Write out the entire listing below exactly, with the pictures left out.

----

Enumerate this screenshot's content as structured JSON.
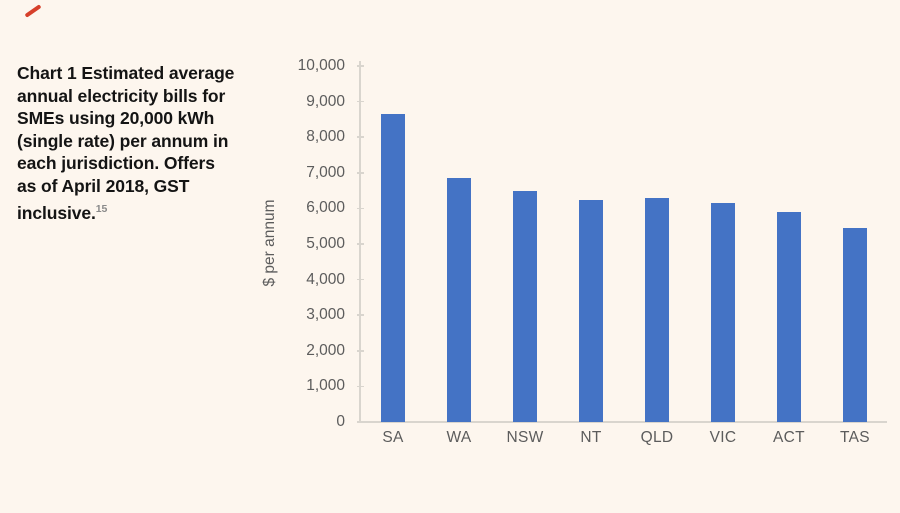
{
  "page": {
    "background": "#FDF6EE"
  },
  "annotation": {
    "red_mark_color": "#D6402B"
  },
  "title": {
    "lines": [
      "Chart 1 Estimated average",
      "annual electricity bills for",
      "SMEs using 20,000 kWh",
      "(single rate) per annum in",
      "each jurisdiction. Offers",
      "as of April 2018, GST",
      "inclusive."
    ],
    "superscript": "15"
  },
  "chart_data": {
    "type": "bar",
    "title": "Chart 1 Estimated average annual electricity bills for SMEs using 20,000 kWh (single rate) per annum in each jurisdiction. Offers as of April 2018, GST inclusive.",
    "categories": [
      "SA",
      "WA",
      "NSW",
      "NT",
      "QLD",
      "VIC",
      "ACT",
      "TAS"
    ],
    "values": [
      8650,
      6850,
      6500,
      6250,
      6300,
      6150,
      5900,
      5450
    ],
    "xlabel": "",
    "ylabel": "$ per annum",
    "ylim": [
      0,
      10000
    ],
    "ytick_step": 1000,
    "ytick_labels": [
      "0",
      "1,000",
      "2,000",
      "3,000",
      "4,000",
      "5,000",
      "6,000",
      "7,000",
      "8,000",
      "9,000",
      "10,000"
    ],
    "bar_color": "#4473C5",
    "axis_color": "#D9D5CE",
    "tick_label_color": "#5c5c5c",
    "grid": false,
    "legend_position": "none"
  }
}
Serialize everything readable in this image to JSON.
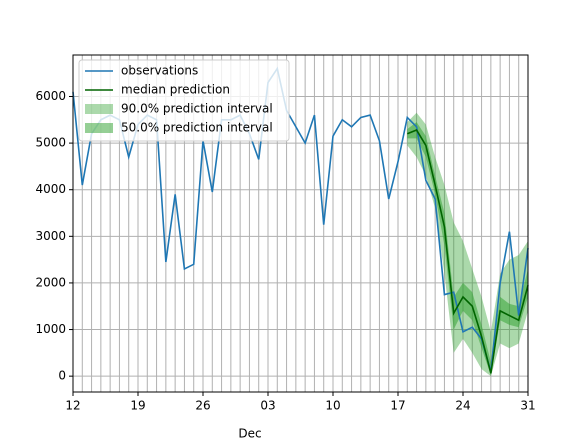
{
  "chart_data": {
    "type": "forecast",
    "xlim": [
      "11-12",
      "12-31"
    ],
    "xticks": [
      {
        "value": "11-12",
        "label": "12"
      },
      {
        "value": "11-19",
        "label": "19"
      },
      {
        "value": "11-26",
        "label": "26"
      },
      {
        "value": "12-03",
        "label": "03"
      },
      {
        "value": "12-10",
        "label": "10"
      },
      {
        "value": "12-17",
        "label": "17"
      },
      {
        "value": "12-24",
        "label": "24"
      },
      {
        "value": "12-31",
        "label": "31"
      }
    ],
    "month_label": {
      "value": "12-03",
      "label": "Dec"
    },
    "ylim": [
      -340,
      6890
    ],
    "yticks": [
      0,
      1000,
      2000,
      3000,
      4000,
      5000,
      6000
    ],
    "grid": true,
    "minor_xgrid": "daily",
    "legend": "upper left",
    "series": [
      {
        "name": "observations",
        "color": "#1f77b4",
        "x": [
          "11-12",
          "11-13",
          "11-14",
          "11-15",
          "11-16",
          "11-17",
          "11-18",
          "11-19",
          "11-20",
          "11-21",
          "11-22",
          "11-23",
          "11-24",
          "11-25",
          "11-26",
          "11-27",
          "11-28",
          "11-29",
          "11-30",
          "12-01",
          "12-02",
          "12-03",
          "12-04",
          "12-05",
          "12-06",
          "12-07",
          "12-08",
          "12-09",
          "12-10",
          "12-11",
          "12-12",
          "12-13",
          "12-14",
          "12-15",
          "12-16",
          "12-17",
          "12-18",
          "12-19",
          "12-20",
          "12-21",
          "12-22",
          "12-23",
          "12-24",
          "12-25",
          "12-26",
          "12-27",
          "12-28",
          "12-29",
          "12-30",
          "12-31"
        ],
        "values": [
          6100,
          4100,
          5200,
          5500,
          5600,
          5500,
          4700,
          5400,
          5600,
          5500,
          2450,
          3900,
          2300,
          2400,
          5050,
          3950,
          5500,
          5500,
          5600,
          5200,
          4650,
          6300,
          6600,
          5700,
          5350,
          5000,
          5600,
          3250,
          5150,
          5500,
          5350,
          5550,
          5600,
          5050,
          3800,
          4600,
          5550,
          5350,
          4200,
          3800,
          1750,
          1800,
          950,
          1050,
          800,
          100,
          2000,
          3100,
          1300,
          2750
        ]
      },
      {
        "name": "median prediction",
        "color": "#006400",
        "x": [
          "12-18",
          "12-19",
          "12-20",
          "12-21",
          "12-22",
          "12-23",
          "12-24",
          "12-25",
          "12-26",
          "12-27",
          "12-28",
          "12-29",
          "12-30",
          "12-31"
        ],
        "values": [
          5200,
          5280,
          4950,
          4100,
          3200,
          1350,
          1700,
          1500,
          850,
          60,
          1400,
          1300,
          1200,
          1950
        ]
      }
    ],
    "intervals": [
      {
        "name": "90.0% prediction interval",
        "color": "#2ca02c",
        "opacity": 0.4,
        "x": [
          "12-18",
          "12-19",
          "12-20",
          "12-21",
          "12-22",
          "12-23",
          "12-24",
          "12-25",
          "12-26",
          "12-27",
          "12-28",
          "12-29",
          "12-30",
          "12-31"
        ],
        "lower": [
          4950,
          4700,
          4300,
          3600,
          2200,
          500,
          800,
          500,
          150,
          0,
          700,
          600,
          700,
          1400
        ],
        "upper": [
          5450,
          5650,
          5400,
          4700,
          4100,
          3300,
          2900,
          2300,
          1700,
          950,
          2200,
          2500,
          2600,
          2900
        ]
      },
      {
        "name": "50.0% prediction interval",
        "color": "#2ca02c",
        "opacity": 0.5,
        "x": [
          "12-18",
          "12-19",
          "12-20",
          "12-21",
          "12-22",
          "12-23",
          "12-24",
          "12-25",
          "12-26",
          "12-27",
          "12-28",
          "12-29",
          "12-30",
          "12-31"
        ],
        "lower": [
          5100,
          5100,
          4700,
          3900,
          2800,
          1000,
          1400,
          1200,
          600,
          20,
          1200,
          1100,
          1050,
          1700
        ],
        "upper": [
          5300,
          5450,
          5150,
          4300,
          3500,
          1700,
          2000,
          1800,
          1100,
          300,
          1700,
          1550,
          1500,
          2300
        ]
      }
    ]
  }
}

----

# [Completed exercise]
Enumerate this screenshot's content as structured JSON.
{
  "page": {
    "background": "#FDF6EE"
  },
  "annotation": {
    "red_mark_color": "#D6402B"
  },
  "title": {
    "lines": [
      "Chart 1 Estimated average",
      "annual electricity bills for",
      "SMEs using 20,000 kWh",
      "(single rate) per annum in",
      "each jurisdiction. Offers",
      "as of April 2018, GST",
      "inclusive."
    ],
    "superscript": "15"
  },
  "chart_data": {
    "type": "bar",
    "title": "Chart 1 Estimated average annual electricity bills for SMEs using 20,000 kWh (single rate) per annum in each jurisdiction. Offers as of April 2018, GST inclusive.",
    "categories": [
      "SA",
      "WA",
      "NSW",
      "NT",
      "QLD",
      "VIC",
      "ACT",
      "TAS"
    ],
    "values": [
      8650,
      6850,
      6500,
      6250,
      6300,
      6150,
      5900,
      5450
    ],
    "xlabel": "",
    "ylabel": "$ per annum",
    "ylim": [
      0,
      10000
    ],
    "ytick_step": 1000,
    "ytick_labels": [
      "0",
      "1,000",
      "2,000",
      "3,000",
      "4,000",
      "5,000",
      "6,000",
      "7,000",
      "8,000",
      "9,000",
      "10,000"
    ],
    "bar_color": "#4473C5",
    "axis_color": "#D9D5CE",
    "tick_label_color": "#5c5c5c",
    "grid": false,
    "legend_position": "none"
  }
}
Serialize everything readable in this image to JSON.
{
  "chart_data": {
    "type": "forecast",
    "xlim": [
      "11-12",
      "12-31"
    ],
    "xticks": [
      {
        "value": "11-12",
        "label": "12"
      },
      {
        "value": "11-19",
        "label": "19"
      },
      {
        "value": "11-26",
        "label": "26"
      },
      {
        "value": "12-03",
        "label": "03"
      },
      {
        "value": "12-10",
        "label": "10"
      },
      {
        "value": "12-17",
        "label": "17"
      },
      {
        "value": "12-24",
        "label": "24"
      },
      {
        "value": "12-31",
        "label": "31"
      }
    ],
    "month_label": {
      "value": "12-03",
      "label": "Dec"
    },
    "ylim": [
      -340,
      6890
    ],
    "yticks": [
      0,
      1000,
      2000,
      3000,
      4000,
      5000,
      6000
    ],
    "grid": true,
    "minor_xgrid": "daily",
    "legend": "upper left",
    "series": [
      {
        "name": "observations",
        "color": "#1f77b4",
        "x": [
          "11-12",
          "11-13",
          "11-14",
          "11-15",
          "11-16",
          "11-17",
          "11-18",
          "11-19",
          "11-20",
          "11-21",
          "11-22",
          "11-23",
          "11-24",
          "11-25",
          "11-26",
          "11-27",
          "11-28",
          "11-29",
          "11-30",
          "12-01",
          "12-02",
          "12-03",
          "12-04",
          "12-05",
          "12-06",
          "12-07",
          "12-08",
          "12-09",
          "12-10",
          "12-11",
          "12-12",
          "12-13",
          "12-14",
          "12-15",
          "12-16",
          "12-17",
          "12-18",
          "12-19",
          "12-20",
          "12-21",
          "12-22",
          "12-23",
          "12-24",
          "12-25",
          "12-26",
          "12-27",
          "12-28",
          "12-29",
          "12-30",
          "12-31"
        ],
        "values": [
          6100,
          4100,
          5200,
          5500,
          5600,
          5500,
          4700,
          5400,
          5600,
          5500,
          2450,
          3900,
          2300,
          2400,
          5050,
          3950,
          5500,
          5500,
          5600,
          5200,
          4650,
          6300,
          6600,
          5700,
          5350,
          5000,
          5600,
          3250,
          5150,
          5500,
          5350,
          5550,
          5600,
          5050,
          3800,
          4600,
          5550,
          5350,
          4200,
          3800,
          1750,
          1800,
          950,
          1050,
          800,
          100,
          2000,
          3100,
          1300,
          2750
        ]
      },
      {
        "name": "median prediction",
        "color": "#006400",
        "x": [
          "12-18",
          "12-19",
          "12-20",
          "12-21",
          "12-22",
          "12-23",
          "12-24",
          "12-25",
          "12-26",
          "12-27",
          "12-28",
          "12-29",
          "12-30",
          "12-31"
        ],
        "values": [
          5200,
          5280,
          4950,
          4100,
          3200,
          1350,
          1700,
          1500,
          850,
          60,
          1400,
          1300,
          1200,
          1950
        ]
      }
    ],
    "intervals": [
      {
        "name": "90.0% prediction interval",
        "color": "#2ca02c",
        "opacity": 0.4,
        "x": [
          "12-18",
          "12-19",
          "12-20",
          "12-21",
          "12-22",
          "12-23",
          "12-24",
          "12-25",
          "12-26",
          "12-27",
          "12-28",
          "12-29",
          "12-30",
          "12-31"
        ],
        "lower": [
          4950,
          4700,
          4300,
          3600,
          2200,
          500,
          800,
          500,
          150,
          0,
          700,
          600,
          700,
          1400
        ],
        "upper": [
          5450,
          5650,
          5400,
          4700,
          4100,
          3300,
          2900,
          2300,
          1700,
          950,
          2200,
          2500,
          2600,
          2900
        ]
      },
      {
        "name": "50.0% prediction interval",
        "color": "#2ca02c",
        "opacity": 0.5,
        "x": [
          "12-18",
          "12-19",
          "12-20",
          "12-21",
          "12-22",
          "12-23",
          "12-24",
          "12-25",
          "12-26",
          "12-27",
          "12-28",
          "12-29",
          "12-30",
          "12-31"
        ],
        "lower": [
          5100,
          5100,
          4700,
          3900,
          2800,
          1000,
          1400,
          1200,
          600,
          20,
          1200,
          1100,
          1050,
          1700
        ],
        "upper": [
          5300,
          5450,
          5150,
          4300,
          3500,
          1700,
          2000,
          1800,
          1100,
          300,
          1700,
          1550,
          1500,
          2300
        ]
      }
    ]
  }
}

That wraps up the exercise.